• [RECORDS TO USE]:
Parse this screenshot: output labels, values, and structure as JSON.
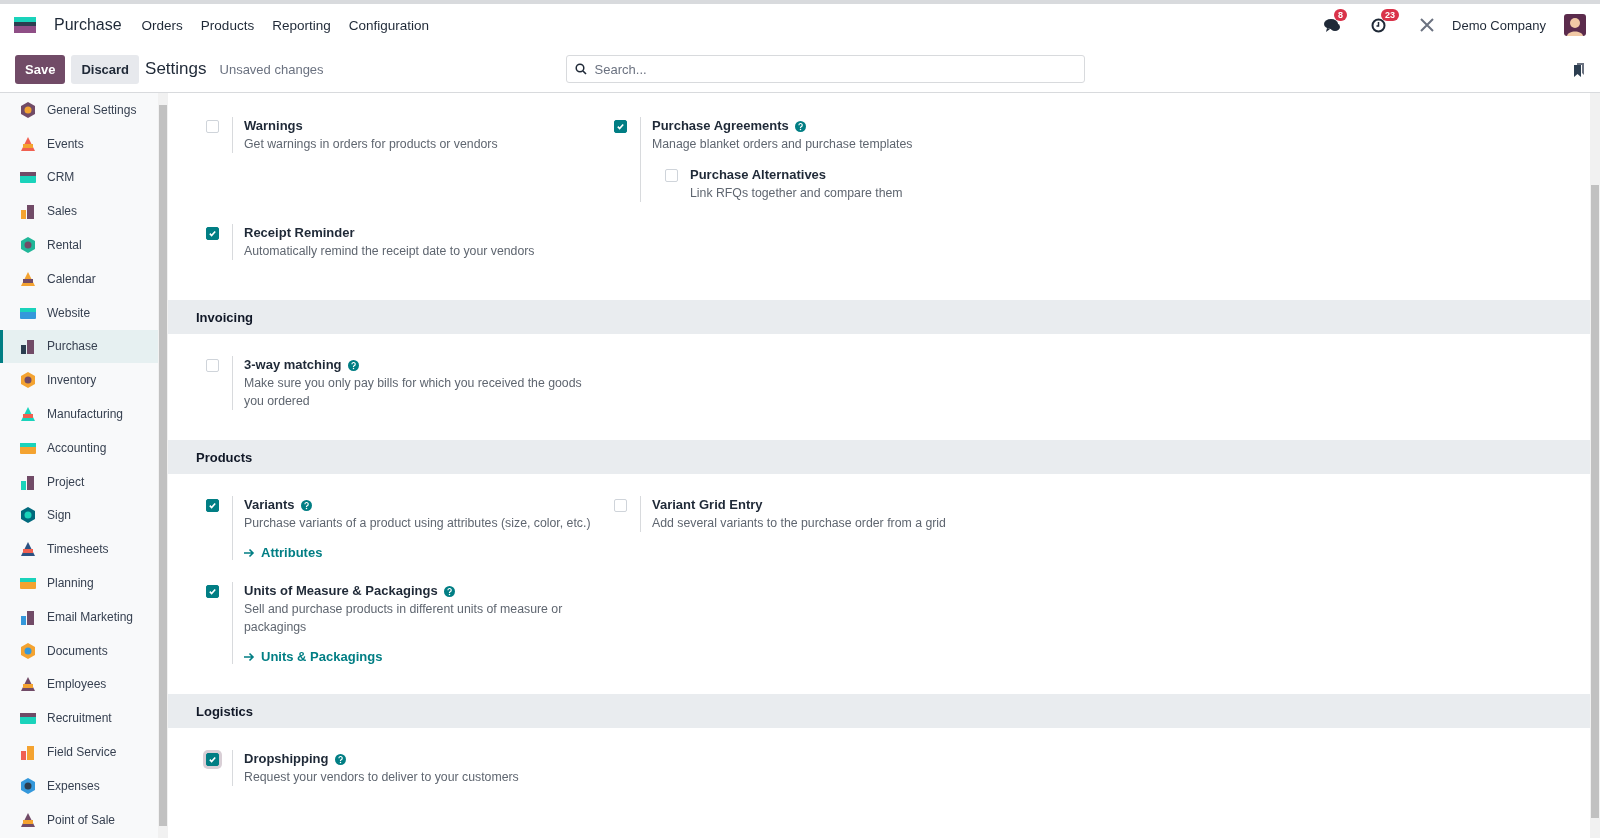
{
  "navbar": {
    "brand": "Purchase",
    "menu": [
      "Orders",
      "Products",
      "Reporting",
      "Configuration"
    ],
    "messages_badge": "8",
    "activities_badge": "23",
    "company": "Demo Company"
  },
  "control_panel": {
    "save": "Save",
    "discard": "Discard",
    "breadcrumb": "Settings",
    "status": "Unsaved changes",
    "search": {
      "placeholder": "Search..."
    }
  },
  "sidebar": {
    "items": [
      {
        "label": "General Settings",
        "selected": false
      },
      {
        "label": "Events",
        "selected": false
      },
      {
        "label": "CRM",
        "selected": false
      },
      {
        "label": "Sales",
        "selected": false
      },
      {
        "label": "Rental",
        "selected": false
      },
      {
        "label": "Calendar",
        "selected": false
      },
      {
        "label": "Website",
        "selected": false
      },
      {
        "label": "Purchase",
        "selected": true
      },
      {
        "label": "Inventory",
        "selected": false
      },
      {
        "label": "Manufacturing",
        "selected": false
      },
      {
        "label": "Accounting",
        "selected": false
      },
      {
        "label": "Project",
        "selected": false
      },
      {
        "label": "Sign",
        "selected": false
      },
      {
        "label": "Timesheets",
        "selected": false
      },
      {
        "label": "Planning",
        "selected": false
      },
      {
        "label": "Email Marketing",
        "selected": false
      },
      {
        "label": "Documents",
        "selected": false
      },
      {
        "label": "Employees",
        "selected": false
      },
      {
        "label": "Recruitment",
        "selected": false
      },
      {
        "label": "Field Service",
        "selected": false
      },
      {
        "label": "Expenses",
        "selected": false
      },
      {
        "label": "Point of Sale",
        "selected": false
      }
    ]
  },
  "sections": [
    {
      "settings": [
        {
          "title": "Warnings",
          "checked": false,
          "help": false,
          "description": "Get warnings in orders for products or vendors"
        },
        {
          "title": "Purchase Agreements",
          "checked": true,
          "help": true,
          "description": "Manage blanket orders and purchase templates",
          "children": [
            {
              "title": "Purchase Alternatives",
              "checked": false,
              "description": "Link RFQs together and compare them"
            }
          ]
        },
        {
          "title": "Receipt Reminder",
          "checked": true,
          "help": false,
          "description": "Automatically remind the receipt date to your vendors"
        }
      ]
    },
    {
      "title": "Invoicing",
      "settings": [
        {
          "title": "3-way matching",
          "checked": false,
          "help": true,
          "description": "Make sure you only pay bills for which you received the goods you ordered"
        }
      ]
    },
    {
      "title": "Products",
      "settings": [
        {
          "title": "Variants",
          "checked": true,
          "help": true,
          "description": "Purchase variants of a product using attributes (size, color, etc.)",
          "link": "Attributes"
        },
        {
          "title": "Variant Grid Entry",
          "checked": false,
          "help": false,
          "description": "Add several variants to the purchase order from a grid"
        },
        {
          "title": "Units of Measure & Packagings",
          "checked": true,
          "help": true,
          "description": "Sell and purchase products in different units of measure or packagings",
          "link": "Units & Packagings"
        }
      ]
    },
    {
      "title": "Logistics",
      "settings": [
        {
          "title": "Dropshipping",
          "checked": true,
          "focused": true,
          "help": true,
          "description": "Request your vendors to deliver to your customers"
        }
      ]
    }
  ]
}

• [EXERCISE INSTRUCTIONS]:
Restate the data above word for word. Skip every picture.

• [SOLUTION TO THE EXERCISE]:
Parse this screenshot: output labels, values, and structure as JSON.
{
  "navbar": {
    "brand": "Purchase",
    "menu": [
      "Orders",
      "Products",
      "Reporting",
      "Configuration"
    ],
    "messages_badge": "8",
    "activities_badge": "23",
    "company": "Demo Company"
  },
  "control_panel": {
    "save": "Save",
    "discard": "Discard",
    "breadcrumb": "Settings",
    "status": "Unsaved changes",
    "search": {
      "placeholder": "Search..."
    }
  },
  "sidebar": {
    "items": [
      {
        "label": "General Settings",
        "selected": false
      },
      {
        "label": "Events",
        "selected": false
      },
      {
        "label": "CRM",
        "selected": false
      },
      {
        "label": "Sales",
        "selected": false
      },
      {
        "label": "Rental",
        "selected": false
      },
      {
        "label": "Calendar",
        "selected": false
      },
      {
        "label": "Website",
        "selected": false
      },
      {
        "label": "Purchase",
        "selected": true
      },
      {
        "label": "Inventory",
        "selected": false
      },
      {
        "label": "Manufacturing",
        "selected": false
      },
      {
        "label": "Accounting",
        "selected": false
      },
      {
        "label": "Project",
        "selected": false
      },
      {
        "label": "Sign",
        "selected": false
      },
      {
        "label": "Timesheets",
        "selected": false
      },
      {
        "label": "Planning",
        "selected": false
      },
      {
        "label": "Email Marketing",
        "selected": false
      },
      {
        "label": "Documents",
        "selected": false
      },
      {
        "label": "Employees",
        "selected": false
      },
      {
        "label": "Recruitment",
        "selected": false
      },
      {
        "label": "Field Service",
        "selected": false
      },
      {
        "label": "Expenses",
        "selected": false
      },
      {
        "label": "Point of Sale",
        "selected": false
      }
    ]
  },
  "sections": [
    {
      "settings": [
        {
          "title": "Warnings",
          "checked": false,
          "help": false,
          "description": "Get warnings in orders for products or vendors"
        },
        {
          "title": "Purchase Agreements",
          "checked": true,
          "help": true,
          "description": "Manage blanket orders and purchase templates",
          "children": [
            {
              "title": "Purchase Alternatives",
              "checked": false,
              "description": "Link RFQs together and compare them"
            }
          ]
        },
        {
          "title": "Receipt Reminder",
          "checked": true,
          "help": false,
          "description": "Automatically remind the receipt date to your vendors"
        }
      ]
    },
    {
      "title": "Invoicing",
      "settings": [
        {
          "title": "3-way matching",
          "checked": false,
          "help": true,
          "description": "Make sure you only pay bills for which you received the goods you ordered"
        }
      ]
    },
    {
      "title": "Products",
      "settings": [
        {
          "title": "Variants",
          "checked": true,
          "help": true,
          "description": "Purchase variants of a product using attributes (size, color, etc.)",
          "link": "Attributes"
        },
        {
          "title": "Variant Grid Entry",
          "checked": false,
          "help": false,
          "description": "Add several variants to the purchase order from a grid"
        },
        {
          "title": "Units of Measure & Packagings",
          "checked": true,
          "help": true,
          "description": "Sell and purchase products in different units of measure or packagings",
          "link": "Units & Packagings"
        }
      ]
    },
    {
      "title": "Logistics",
      "settings": [
        {
          "title": "Dropshipping",
          "checked": true,
          "focused": true,
          "help": true,
          "description": "Request your vendors to deliver to your customers"
        }
      ]
    }
  ]
}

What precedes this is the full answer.